SET EXERCISE:
Locate the word "story" in the entries below, then gather every line that holds it.

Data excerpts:
◆ ◆ ◆ ◆ ◆ ◆ ◆

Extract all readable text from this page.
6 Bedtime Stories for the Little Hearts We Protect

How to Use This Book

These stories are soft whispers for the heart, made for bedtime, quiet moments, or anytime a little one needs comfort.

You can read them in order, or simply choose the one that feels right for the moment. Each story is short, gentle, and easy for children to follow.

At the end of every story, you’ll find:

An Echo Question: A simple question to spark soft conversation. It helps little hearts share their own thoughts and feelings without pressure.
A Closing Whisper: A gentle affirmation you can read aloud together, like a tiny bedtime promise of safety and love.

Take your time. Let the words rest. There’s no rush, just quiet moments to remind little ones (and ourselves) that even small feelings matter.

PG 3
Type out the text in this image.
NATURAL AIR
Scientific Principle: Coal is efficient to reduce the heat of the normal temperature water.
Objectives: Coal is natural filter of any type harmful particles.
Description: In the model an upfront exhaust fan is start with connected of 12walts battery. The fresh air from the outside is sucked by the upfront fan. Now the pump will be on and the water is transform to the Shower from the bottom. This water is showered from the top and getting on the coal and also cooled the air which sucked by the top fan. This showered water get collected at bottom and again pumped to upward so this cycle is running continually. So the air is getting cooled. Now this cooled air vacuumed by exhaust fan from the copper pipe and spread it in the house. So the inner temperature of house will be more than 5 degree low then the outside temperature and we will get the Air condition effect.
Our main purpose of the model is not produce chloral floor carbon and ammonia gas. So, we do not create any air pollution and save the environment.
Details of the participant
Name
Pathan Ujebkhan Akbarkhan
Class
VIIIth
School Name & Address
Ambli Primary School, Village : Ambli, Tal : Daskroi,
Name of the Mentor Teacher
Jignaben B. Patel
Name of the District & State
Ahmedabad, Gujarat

◆ ◆ ◆ ◆ ◆ ◆ ◆

EXPECTED ANSWER:
You can read them in order, or simply choose the one that feels right for the moment. Each story is short, gentle, and easy for children to follow.
At the end of every story, you’ll find:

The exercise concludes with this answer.